━━━ DATA SHOWN ━━━

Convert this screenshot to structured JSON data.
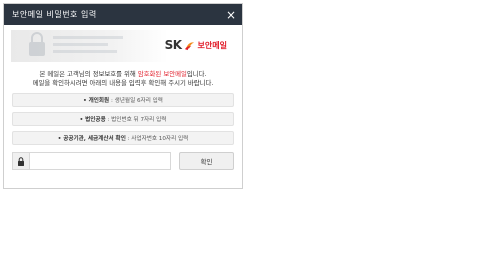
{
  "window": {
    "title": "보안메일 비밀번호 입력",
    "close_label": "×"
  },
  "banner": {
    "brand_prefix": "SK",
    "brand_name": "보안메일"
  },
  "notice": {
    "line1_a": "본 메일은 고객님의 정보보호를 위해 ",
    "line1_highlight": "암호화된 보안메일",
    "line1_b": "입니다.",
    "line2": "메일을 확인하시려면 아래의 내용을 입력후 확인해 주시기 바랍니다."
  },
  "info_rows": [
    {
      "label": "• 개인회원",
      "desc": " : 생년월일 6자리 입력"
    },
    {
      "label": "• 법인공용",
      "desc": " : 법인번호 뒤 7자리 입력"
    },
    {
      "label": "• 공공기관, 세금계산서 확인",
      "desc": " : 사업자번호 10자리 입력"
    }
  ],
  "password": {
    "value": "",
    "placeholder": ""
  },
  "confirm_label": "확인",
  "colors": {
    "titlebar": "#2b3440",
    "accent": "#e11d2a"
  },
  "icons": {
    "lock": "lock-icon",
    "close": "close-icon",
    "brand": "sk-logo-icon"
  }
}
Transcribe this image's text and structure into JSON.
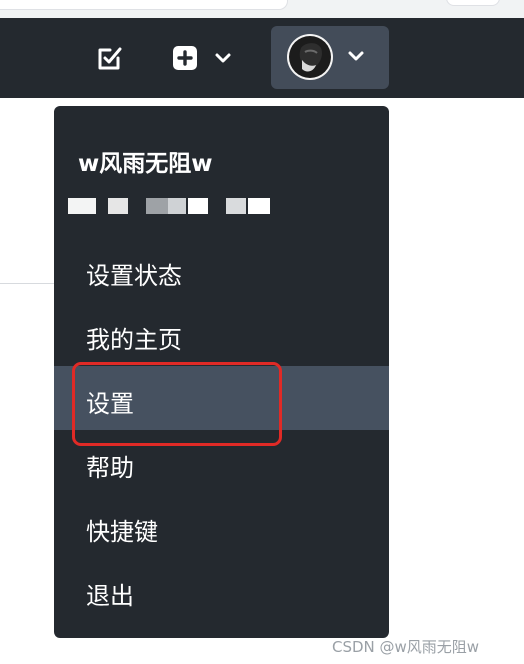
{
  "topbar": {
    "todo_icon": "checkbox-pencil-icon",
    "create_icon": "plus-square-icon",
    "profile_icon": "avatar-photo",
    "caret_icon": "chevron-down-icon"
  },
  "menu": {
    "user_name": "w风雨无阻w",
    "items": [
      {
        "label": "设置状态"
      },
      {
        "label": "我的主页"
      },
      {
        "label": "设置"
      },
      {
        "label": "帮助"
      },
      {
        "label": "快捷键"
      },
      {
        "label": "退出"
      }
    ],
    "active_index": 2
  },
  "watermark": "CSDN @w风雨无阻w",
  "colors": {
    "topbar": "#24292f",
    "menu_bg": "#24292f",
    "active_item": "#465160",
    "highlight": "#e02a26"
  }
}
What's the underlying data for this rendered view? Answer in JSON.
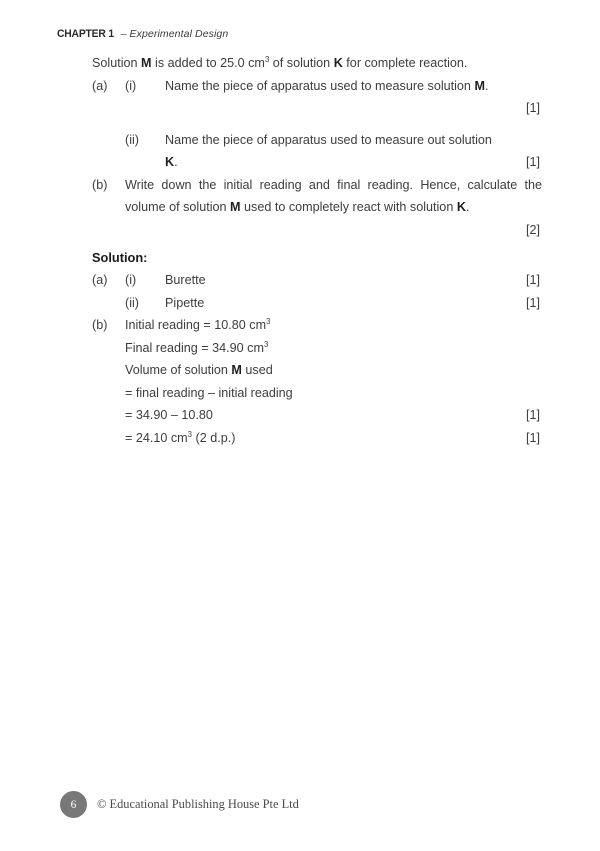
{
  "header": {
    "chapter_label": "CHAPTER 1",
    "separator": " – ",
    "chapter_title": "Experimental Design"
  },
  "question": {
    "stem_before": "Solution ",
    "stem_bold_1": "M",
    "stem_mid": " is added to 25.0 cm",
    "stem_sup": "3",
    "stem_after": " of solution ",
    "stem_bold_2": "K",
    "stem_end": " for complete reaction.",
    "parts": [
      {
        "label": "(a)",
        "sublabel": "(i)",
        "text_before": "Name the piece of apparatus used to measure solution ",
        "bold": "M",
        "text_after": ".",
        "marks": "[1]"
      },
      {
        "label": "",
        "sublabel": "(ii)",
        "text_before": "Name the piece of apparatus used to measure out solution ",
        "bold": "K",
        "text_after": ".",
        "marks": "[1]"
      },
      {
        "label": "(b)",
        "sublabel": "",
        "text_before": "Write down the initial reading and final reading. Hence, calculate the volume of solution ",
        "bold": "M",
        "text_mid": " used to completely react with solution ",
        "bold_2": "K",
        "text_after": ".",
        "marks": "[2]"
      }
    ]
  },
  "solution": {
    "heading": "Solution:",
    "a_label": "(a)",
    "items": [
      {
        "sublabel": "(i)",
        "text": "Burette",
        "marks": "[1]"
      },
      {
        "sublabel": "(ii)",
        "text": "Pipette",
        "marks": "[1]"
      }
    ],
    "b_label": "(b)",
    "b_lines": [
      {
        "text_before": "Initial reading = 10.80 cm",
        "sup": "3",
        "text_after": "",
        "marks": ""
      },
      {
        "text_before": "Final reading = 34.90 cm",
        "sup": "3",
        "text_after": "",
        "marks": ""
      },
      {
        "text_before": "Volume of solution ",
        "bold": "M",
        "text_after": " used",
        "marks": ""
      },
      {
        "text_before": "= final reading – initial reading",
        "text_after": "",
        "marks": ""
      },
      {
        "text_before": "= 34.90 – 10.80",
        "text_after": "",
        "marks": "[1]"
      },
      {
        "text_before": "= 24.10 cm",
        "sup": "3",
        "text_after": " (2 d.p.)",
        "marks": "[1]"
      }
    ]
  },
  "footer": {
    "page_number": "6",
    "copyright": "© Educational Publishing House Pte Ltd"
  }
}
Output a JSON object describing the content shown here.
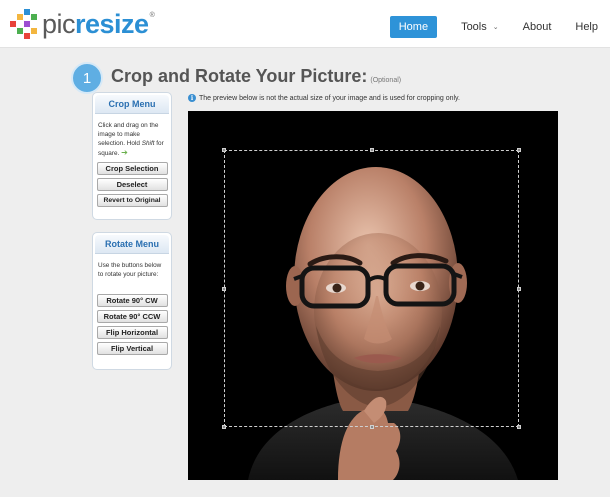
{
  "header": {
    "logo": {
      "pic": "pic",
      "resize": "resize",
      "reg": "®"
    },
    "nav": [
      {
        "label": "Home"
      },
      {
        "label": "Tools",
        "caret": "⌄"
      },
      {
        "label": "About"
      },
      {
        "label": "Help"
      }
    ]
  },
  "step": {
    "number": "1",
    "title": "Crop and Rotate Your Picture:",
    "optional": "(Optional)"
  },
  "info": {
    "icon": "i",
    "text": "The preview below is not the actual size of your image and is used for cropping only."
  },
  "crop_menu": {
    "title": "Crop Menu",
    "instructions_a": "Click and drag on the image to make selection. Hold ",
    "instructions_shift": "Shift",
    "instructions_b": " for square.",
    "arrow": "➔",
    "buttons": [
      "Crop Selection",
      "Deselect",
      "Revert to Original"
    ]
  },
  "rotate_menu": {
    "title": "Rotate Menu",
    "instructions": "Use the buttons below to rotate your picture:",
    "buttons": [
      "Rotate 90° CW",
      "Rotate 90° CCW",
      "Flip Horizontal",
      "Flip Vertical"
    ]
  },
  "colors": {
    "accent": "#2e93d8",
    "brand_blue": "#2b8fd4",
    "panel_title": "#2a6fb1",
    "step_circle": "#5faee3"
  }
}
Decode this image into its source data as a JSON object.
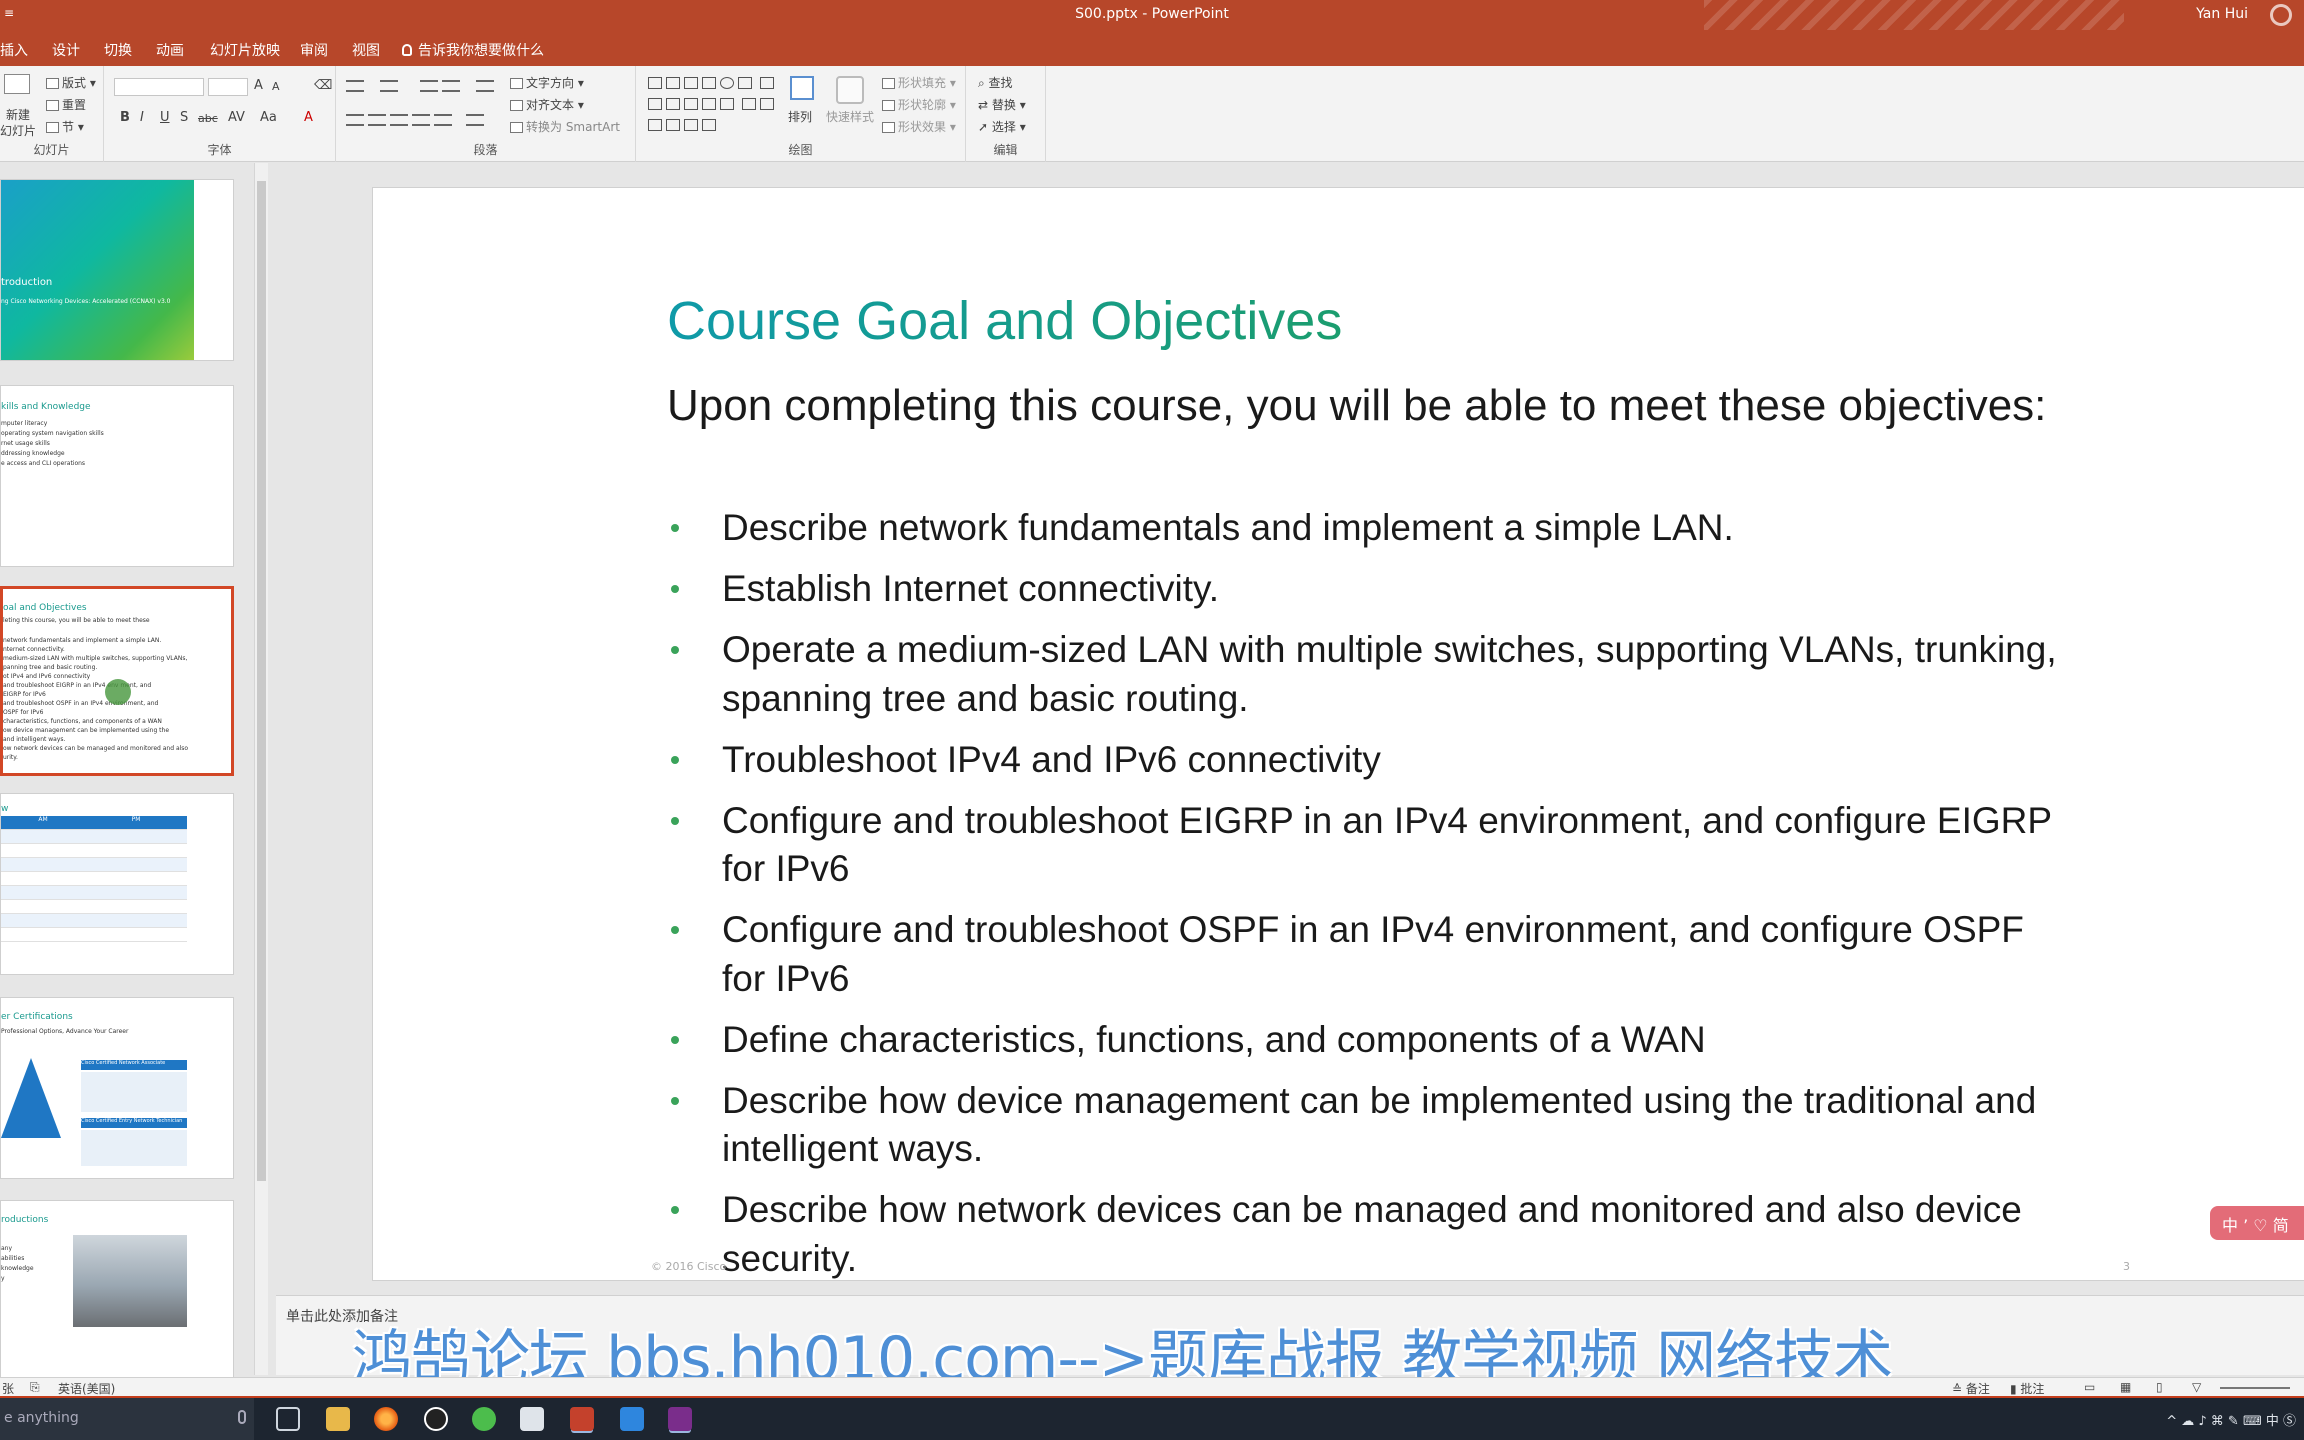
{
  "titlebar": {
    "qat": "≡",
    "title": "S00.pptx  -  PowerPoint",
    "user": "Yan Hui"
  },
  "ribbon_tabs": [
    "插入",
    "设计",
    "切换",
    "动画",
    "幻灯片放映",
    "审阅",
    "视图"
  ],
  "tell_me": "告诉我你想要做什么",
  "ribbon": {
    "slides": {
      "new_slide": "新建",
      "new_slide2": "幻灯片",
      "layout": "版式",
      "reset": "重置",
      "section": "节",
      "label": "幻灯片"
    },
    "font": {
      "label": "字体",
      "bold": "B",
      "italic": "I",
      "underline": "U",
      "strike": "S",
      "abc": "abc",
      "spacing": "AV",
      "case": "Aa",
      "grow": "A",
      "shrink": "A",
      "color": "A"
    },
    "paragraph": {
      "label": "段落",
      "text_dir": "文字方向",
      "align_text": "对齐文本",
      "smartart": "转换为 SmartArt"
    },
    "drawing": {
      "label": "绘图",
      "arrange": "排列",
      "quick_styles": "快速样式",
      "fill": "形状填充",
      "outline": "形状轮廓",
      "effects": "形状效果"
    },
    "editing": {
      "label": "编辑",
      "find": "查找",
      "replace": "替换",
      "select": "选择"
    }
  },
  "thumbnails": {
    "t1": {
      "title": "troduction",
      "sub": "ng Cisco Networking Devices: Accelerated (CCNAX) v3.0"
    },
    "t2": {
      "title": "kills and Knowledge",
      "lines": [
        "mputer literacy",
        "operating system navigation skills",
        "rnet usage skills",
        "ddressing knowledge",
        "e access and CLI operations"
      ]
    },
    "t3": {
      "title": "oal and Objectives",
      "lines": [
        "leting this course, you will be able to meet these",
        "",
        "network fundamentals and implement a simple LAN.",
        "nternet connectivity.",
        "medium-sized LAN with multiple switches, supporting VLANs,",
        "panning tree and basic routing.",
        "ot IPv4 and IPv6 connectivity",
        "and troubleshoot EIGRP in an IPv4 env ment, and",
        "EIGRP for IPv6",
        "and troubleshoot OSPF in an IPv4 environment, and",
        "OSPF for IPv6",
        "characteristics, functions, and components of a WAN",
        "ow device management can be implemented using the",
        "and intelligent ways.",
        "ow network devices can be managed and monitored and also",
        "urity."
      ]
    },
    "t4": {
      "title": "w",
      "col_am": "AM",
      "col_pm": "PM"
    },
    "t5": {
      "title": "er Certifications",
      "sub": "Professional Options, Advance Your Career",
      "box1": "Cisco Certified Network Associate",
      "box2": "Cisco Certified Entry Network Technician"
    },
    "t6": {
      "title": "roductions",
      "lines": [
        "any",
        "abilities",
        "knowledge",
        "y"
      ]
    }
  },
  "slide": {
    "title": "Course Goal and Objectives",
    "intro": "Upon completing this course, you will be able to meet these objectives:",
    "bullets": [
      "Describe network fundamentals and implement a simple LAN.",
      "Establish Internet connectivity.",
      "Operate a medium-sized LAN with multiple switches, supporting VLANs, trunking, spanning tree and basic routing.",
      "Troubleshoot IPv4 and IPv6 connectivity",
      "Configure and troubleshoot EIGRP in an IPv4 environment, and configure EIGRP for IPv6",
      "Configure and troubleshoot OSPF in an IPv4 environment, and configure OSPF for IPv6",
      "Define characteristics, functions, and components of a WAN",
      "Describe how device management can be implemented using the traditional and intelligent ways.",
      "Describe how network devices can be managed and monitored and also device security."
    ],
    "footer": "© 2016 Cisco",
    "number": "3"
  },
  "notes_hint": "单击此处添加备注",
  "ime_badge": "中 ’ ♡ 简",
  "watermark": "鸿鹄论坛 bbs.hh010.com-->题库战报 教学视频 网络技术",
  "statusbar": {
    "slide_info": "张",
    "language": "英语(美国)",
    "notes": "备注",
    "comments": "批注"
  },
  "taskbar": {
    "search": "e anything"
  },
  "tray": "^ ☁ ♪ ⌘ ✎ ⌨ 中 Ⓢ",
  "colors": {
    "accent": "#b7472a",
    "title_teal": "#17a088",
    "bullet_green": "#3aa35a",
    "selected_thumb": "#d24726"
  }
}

━━━

Pick out the lines that contain "below" and copy them.

    "text": "The preview below is not the actual size of your image and is used for cropping only."
    "instructions": "Use the buttons below to rotate your picture:",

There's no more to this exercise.